▶ _GIVEN PROBLEM_
Can you write out all of the material below, word for word?

[Dataset records]
>>>>

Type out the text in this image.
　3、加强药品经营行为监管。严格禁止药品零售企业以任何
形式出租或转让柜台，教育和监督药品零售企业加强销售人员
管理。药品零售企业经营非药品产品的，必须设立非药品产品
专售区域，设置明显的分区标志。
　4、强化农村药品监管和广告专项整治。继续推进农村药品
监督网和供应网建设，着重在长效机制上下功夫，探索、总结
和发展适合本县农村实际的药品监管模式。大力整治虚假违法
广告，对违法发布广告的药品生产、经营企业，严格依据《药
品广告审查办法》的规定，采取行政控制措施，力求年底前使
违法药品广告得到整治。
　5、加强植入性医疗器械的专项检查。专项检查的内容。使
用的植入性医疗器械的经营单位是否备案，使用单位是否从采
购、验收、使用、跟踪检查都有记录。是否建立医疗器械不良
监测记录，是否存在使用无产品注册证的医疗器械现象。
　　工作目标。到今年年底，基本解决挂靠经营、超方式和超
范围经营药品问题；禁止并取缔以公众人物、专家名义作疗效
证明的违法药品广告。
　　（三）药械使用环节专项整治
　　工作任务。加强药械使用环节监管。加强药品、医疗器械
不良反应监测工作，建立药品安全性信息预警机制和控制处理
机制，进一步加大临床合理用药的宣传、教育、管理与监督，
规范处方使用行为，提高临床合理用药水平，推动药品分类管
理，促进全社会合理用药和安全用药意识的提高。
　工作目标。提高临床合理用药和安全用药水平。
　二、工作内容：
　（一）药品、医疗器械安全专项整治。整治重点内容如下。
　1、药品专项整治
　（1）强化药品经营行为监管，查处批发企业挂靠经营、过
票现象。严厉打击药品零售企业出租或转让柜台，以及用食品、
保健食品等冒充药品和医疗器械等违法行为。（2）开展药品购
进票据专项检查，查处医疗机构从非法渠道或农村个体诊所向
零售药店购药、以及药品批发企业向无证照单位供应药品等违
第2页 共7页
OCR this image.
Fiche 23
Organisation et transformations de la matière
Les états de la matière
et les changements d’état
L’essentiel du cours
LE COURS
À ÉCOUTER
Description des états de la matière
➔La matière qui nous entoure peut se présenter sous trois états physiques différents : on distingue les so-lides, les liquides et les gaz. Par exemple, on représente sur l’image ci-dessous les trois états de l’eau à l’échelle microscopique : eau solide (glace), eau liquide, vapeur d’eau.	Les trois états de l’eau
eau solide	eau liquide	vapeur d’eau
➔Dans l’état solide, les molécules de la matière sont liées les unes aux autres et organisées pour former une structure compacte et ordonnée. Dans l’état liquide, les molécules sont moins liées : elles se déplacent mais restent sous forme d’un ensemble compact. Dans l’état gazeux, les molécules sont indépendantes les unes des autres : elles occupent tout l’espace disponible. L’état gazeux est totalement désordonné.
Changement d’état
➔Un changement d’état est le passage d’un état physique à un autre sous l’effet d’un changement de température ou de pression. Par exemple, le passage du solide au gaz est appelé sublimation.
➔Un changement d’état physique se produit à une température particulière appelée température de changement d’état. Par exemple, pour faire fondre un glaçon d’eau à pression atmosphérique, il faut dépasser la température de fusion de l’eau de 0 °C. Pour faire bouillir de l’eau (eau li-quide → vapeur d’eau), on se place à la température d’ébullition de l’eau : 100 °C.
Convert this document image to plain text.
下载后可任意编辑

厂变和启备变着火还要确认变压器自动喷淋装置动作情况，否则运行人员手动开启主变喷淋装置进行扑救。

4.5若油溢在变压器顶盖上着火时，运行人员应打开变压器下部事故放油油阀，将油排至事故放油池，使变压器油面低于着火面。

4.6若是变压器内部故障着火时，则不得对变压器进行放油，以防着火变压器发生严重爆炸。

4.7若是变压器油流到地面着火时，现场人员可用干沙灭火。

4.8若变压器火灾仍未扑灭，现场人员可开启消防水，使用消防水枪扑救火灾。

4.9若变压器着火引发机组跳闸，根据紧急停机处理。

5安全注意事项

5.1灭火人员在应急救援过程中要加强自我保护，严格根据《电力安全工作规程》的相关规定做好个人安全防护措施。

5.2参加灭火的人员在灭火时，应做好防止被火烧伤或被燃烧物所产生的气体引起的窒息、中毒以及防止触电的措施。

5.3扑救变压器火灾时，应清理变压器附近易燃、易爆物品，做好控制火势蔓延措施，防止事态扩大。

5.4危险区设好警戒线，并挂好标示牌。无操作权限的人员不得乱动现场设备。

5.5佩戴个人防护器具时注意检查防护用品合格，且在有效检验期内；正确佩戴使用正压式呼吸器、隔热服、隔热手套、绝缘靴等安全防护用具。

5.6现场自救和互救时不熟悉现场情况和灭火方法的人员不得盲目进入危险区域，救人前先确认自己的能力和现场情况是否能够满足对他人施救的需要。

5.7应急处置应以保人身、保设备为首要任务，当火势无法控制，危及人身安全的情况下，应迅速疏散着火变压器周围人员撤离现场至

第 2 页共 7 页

<<<<

▶ _COMPLETE RESPONSE_
Type out the text in this image.
　3、加强药品经营行为监管。严格禁止药品零售企业以任何
形式出租或转让柜台，教育和监督药品零售企业加强销售人员
管理。药品零售企业经营非药品产品的，必须设立非药品产品
专售区域，设置明显的分区标志。
　4、强化农村药品监管和广告专项整治。继续推进农村药品
监督网和供应网建设，着重在长效机制上下功夫，探索、总结
和发展适合本县农村实际的药品监管模式。大力整治虚假违法
广告，对违法发布广告的药品生产、经营企业，严格依据《药
品广告审查办法》的规定，采取行政控制措施，力求年底前使
违法药品广告得到整治。
　5、加强植入性医疗器械的专项检查。专项检查的内容。使
用的植入性医疗器械的经营单位是否备案，使用单位是否从采
购、验收、使用、跟踪检查都有记录。是否建立医疗器械不良
监测记录，是否存在使用无产品注册证的医疗器械现象。
　　工作目标。到今年年底，基本解决挂靠经营、超方式和超
范围经营药品问题；禁止并取缔以公众人物、专家名义作疗效
证明的违法药品广告。
　　（三）药械使用环节专项整治
　　工作任务。加强药械使用环节监管。加强药品、医疗器械
不良反应监测工作，建立药品安全性信息预警机制和控制处理
机制，进一步加大临床合理用药的宣传、教育、管理与监督，
规范处方使用行为，提高临床合理用药水平，推动药品分类管
理，促进全社会合理用药和安全用药意识的提高。
　工作目标。提高临床合理用药和安全用药水平。
　二、工作内容：
　（一）药品、医疗器械安全专项整治。整治重点内容如下。
　1、药品专项整治
　（1）强化药品经营行为监管，查处批发企业挂靠经营、过
票现象。严厉打击药品零售企业出租或转让柜台，以及用食品、
保健食品等冒充药品和医疗器械等违法行为。（2）开展药品购
进票据专项检查，查处医疗机构从非法渠道或农村个体诊所向
零售药店购药、以及药品批发企业向无证照单位供应药品等违
第2页 共7页
OCR this image.
Fiche 23
Organisation et transformations de la matière
Les états de la matière
et les changements d’état
L’essentiel du cours
LE COURS
À ÉCOUTER
Description des états de la matière
➔La matière qui nous entoure peut se présenter sous trois états physiques différents : on distingue les so-lides, les liquides et les gaz. Par exemple, on représente sur l’image ci-dessous les trois états de l’eau à l’échelle microscopique : eau solide (glace), eau liquide, vapeur d’eau.	Les trois états de l’eau
eau solide	eau liquide	vapeur d’eau
➔Dans l’état solide, les molécules de la matière sont liées les unes aux autres et organisées pour former une structure compacte et ordonnée. Dans l’état liquide, les molécules sont moins liées : elles se déplacent mais restent sous forme d’un ensemble compact. Dans l’état gazeux, les molécules sont indépendantes les unes des autres : elles occupent tout l’espace disponible. L’état gazeux est totalement désordonné.
Changement d’état
➔Un changement d’état est le passage d’un état physique à un autre sous l’effet d’un changement de température ou de pression. Par exemple, le passage du solide au gaz est appelé sublimation.
➔Un changement d’état physique se produit à une température particulière appelée température de changement d’état. Par exemple, pour faire fondre un glaçon d’eau à pression atmosphérique, il faut dépasser la température de fusion de l’eau de 0 °C. Pour faire bouillir de l’eau (eau li-quide → vapeur d’eau), on se place à la température d’ébullition de l’eau : 100 °C.
Convert this document image to plain text.
下载后可任意编辑

厂变和启备变着火还要确认变压器自动喷淋装置动作情况，否则运行人员手动开启主变喷淋装置进行扑救。

4.5若油溢在变压器顶盖上着火时，运行人员应打开变压器下部事故放油油阀，将油排至事故放油池，使变压器油面低于着火面。

4.6若是变压器内部故障着火时，则不得对变压器进行放油，以防着火变压器发生严重爆炸。

4.7若是变压器油流到地面着火时，现场人员可用干沙灭火。

4.8若变压器火灾仍未扑灭，现场人员可开启消防水，使用消防水枪扑救火灾。

4.9若变压器着火引发机组跳闸，根据紧急停机处理。

5安全注意事项

5.1灭火人员在应急救援过程中要加强自我保护，严格根据《电力安全工作规程》的相关规定做好个人安全防护措施。

5.2参加灭火的人员在灭火时，应做好防止被火烧伤或被燃烧物所产生的气体引起的窒息、中毒以及防止触电的措施。

5.3扑救变压器火灾时，应清理变压器附近易燃、易爆物品，做好控制火势蔓延措施，防止事态扩大。

5.4危险区设好警戒线，并挂好标示牌。无操作权限的人员不得乱动现场设备。

5.5佩戴个人防护器具时注意检查防护用品合格，且在有效检验期内；正确佩戴使用正压式呼吸器、隔热服、隔热手套、绝缘靴等安全防护用具。

5.6现场自救和互救时不熟悉现场情况和灭火方法的人员不得盲目进入危险区域，救人前先确认自己的能力和现场情况是否能够满足对他人施救的需要。

5.7应急处置应以保人身、保设备为首要任务，当火势无法控制，危及人身安全的情况下，应迅速疏散着火变压器周围人员撤离现场至

第 2 页共 7 页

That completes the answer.